Exercise goal: Scan the lines below; pull out those with "their".

────────────────────────────────────────

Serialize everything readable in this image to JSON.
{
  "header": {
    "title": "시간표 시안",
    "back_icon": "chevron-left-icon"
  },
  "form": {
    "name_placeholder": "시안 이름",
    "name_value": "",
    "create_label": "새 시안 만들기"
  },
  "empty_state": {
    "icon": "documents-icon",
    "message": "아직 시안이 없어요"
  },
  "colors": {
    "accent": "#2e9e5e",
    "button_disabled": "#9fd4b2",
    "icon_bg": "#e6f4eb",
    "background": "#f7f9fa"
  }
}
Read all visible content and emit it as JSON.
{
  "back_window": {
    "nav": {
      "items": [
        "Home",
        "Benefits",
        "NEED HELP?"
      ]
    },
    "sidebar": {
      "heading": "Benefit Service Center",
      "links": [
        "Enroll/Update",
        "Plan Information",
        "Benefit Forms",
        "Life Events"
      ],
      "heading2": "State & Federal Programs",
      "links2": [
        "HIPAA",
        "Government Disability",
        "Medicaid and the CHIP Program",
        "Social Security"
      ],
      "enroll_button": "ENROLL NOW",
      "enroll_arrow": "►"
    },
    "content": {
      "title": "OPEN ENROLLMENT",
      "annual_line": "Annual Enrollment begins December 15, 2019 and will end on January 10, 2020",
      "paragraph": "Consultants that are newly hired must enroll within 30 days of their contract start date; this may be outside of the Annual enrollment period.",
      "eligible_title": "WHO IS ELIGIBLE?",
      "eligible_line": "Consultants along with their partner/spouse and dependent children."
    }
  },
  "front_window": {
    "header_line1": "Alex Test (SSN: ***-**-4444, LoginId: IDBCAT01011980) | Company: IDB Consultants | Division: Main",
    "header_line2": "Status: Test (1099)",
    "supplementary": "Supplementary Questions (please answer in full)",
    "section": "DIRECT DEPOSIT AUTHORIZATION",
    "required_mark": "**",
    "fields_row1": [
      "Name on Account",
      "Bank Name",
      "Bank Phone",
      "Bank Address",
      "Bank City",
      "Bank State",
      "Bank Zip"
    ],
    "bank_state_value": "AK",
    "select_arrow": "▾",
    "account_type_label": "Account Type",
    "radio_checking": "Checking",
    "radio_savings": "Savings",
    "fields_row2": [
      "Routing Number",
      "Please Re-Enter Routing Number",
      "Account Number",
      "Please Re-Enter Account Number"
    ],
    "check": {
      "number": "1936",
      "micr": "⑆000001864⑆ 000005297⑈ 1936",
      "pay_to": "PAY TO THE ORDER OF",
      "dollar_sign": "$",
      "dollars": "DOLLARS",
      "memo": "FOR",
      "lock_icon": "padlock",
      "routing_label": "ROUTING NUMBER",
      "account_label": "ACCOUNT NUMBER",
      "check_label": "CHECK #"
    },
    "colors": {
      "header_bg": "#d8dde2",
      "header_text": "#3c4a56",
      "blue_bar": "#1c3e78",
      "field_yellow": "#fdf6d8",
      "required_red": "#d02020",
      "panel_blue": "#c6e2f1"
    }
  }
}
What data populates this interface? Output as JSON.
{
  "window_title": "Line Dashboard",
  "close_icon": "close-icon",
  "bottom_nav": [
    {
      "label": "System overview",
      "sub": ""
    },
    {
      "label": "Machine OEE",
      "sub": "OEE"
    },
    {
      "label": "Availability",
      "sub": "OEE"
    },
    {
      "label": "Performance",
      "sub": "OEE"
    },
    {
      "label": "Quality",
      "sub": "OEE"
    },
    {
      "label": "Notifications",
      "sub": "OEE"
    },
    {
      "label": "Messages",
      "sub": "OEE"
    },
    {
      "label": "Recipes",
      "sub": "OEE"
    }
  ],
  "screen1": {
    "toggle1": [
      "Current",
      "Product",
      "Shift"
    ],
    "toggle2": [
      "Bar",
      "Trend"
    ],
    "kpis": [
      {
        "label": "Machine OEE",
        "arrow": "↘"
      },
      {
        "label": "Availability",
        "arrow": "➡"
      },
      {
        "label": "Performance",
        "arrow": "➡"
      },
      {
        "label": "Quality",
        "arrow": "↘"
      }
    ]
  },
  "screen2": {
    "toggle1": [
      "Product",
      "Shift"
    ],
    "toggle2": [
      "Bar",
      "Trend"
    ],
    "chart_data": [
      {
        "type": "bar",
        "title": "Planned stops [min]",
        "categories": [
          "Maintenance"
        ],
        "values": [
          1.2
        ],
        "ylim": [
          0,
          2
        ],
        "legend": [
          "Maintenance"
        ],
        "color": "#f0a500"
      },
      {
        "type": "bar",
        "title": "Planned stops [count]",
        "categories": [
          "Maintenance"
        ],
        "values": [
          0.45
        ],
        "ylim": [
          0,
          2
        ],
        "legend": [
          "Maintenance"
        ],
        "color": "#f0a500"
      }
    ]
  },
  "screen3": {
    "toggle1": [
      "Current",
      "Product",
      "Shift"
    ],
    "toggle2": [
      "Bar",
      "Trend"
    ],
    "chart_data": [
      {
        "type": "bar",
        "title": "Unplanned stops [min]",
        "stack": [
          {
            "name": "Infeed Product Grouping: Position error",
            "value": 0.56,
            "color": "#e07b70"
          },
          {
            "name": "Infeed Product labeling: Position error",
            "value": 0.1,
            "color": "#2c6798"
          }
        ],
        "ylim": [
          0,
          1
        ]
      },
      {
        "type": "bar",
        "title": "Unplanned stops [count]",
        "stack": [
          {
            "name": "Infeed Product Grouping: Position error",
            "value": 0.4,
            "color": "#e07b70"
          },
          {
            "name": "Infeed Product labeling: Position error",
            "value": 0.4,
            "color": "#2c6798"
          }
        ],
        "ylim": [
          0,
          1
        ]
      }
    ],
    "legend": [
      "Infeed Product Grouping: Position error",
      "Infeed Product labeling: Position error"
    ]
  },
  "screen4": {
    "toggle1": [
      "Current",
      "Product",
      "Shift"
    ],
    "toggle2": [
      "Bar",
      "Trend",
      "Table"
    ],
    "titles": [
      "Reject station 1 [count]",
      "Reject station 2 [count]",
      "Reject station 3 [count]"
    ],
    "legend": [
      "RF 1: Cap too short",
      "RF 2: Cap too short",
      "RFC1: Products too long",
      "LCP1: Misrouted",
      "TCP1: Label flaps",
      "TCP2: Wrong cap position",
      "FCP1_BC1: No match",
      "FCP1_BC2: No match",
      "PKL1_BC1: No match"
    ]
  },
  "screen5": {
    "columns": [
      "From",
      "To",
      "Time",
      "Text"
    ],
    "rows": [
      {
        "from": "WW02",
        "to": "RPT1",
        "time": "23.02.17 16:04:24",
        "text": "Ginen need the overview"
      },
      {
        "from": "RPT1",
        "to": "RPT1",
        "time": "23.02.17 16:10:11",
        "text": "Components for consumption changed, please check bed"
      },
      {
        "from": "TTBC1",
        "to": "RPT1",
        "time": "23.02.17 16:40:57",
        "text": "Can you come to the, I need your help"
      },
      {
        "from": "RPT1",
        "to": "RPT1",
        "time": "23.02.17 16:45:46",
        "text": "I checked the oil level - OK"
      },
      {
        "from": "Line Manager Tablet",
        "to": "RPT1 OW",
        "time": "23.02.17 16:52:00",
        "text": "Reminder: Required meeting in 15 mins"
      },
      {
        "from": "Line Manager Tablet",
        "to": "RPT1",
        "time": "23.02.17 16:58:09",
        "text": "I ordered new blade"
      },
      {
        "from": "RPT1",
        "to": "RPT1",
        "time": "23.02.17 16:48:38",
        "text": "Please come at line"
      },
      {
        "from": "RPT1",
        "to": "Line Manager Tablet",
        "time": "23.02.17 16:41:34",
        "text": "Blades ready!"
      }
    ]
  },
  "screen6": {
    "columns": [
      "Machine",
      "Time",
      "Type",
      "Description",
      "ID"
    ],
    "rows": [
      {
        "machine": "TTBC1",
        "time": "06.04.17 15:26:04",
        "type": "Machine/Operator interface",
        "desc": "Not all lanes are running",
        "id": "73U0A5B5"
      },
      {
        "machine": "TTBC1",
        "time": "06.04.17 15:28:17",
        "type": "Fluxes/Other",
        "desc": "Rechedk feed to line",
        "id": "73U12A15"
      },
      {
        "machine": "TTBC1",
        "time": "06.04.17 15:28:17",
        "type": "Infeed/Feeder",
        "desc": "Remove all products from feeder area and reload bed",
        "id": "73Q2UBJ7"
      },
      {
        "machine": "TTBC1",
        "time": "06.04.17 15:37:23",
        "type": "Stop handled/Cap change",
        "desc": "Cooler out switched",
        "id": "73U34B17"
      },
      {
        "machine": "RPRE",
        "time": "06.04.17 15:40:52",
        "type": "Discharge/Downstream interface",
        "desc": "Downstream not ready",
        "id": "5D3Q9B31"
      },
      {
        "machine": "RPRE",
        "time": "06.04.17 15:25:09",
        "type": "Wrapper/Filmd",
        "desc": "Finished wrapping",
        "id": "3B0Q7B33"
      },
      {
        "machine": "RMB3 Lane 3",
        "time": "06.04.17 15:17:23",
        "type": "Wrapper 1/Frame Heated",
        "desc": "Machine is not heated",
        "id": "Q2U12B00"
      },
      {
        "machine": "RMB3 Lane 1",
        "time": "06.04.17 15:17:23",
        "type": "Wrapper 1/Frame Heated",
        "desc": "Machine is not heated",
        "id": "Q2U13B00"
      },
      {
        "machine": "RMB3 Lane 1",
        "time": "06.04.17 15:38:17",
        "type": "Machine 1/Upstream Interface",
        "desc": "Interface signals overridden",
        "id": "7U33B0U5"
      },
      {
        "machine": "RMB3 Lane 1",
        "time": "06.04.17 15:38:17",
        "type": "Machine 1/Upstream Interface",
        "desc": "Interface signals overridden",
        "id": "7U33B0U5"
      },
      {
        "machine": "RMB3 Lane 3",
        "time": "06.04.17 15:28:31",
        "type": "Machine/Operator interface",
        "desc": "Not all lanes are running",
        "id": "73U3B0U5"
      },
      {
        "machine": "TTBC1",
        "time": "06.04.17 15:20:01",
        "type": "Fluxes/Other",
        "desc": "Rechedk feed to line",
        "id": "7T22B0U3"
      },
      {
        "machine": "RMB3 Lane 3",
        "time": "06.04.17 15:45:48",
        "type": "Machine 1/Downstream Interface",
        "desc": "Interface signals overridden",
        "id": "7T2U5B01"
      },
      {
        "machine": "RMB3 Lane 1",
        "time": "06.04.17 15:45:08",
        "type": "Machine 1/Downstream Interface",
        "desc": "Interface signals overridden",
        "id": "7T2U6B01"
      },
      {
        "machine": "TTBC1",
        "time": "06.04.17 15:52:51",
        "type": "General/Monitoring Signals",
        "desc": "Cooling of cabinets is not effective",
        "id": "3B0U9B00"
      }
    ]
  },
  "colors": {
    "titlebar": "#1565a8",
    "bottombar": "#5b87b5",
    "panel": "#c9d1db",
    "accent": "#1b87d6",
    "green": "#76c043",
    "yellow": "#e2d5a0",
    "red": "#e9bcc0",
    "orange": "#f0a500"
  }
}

────────────────────────────────────────

Output for this task:
      "paragraph": "Consultants that are newly hired must enroll within 30 days of their contract start date; this may be outside of the Annual enrollment period.",
      "eligible_line": "Consultants along with their partner/spouse and dependent children."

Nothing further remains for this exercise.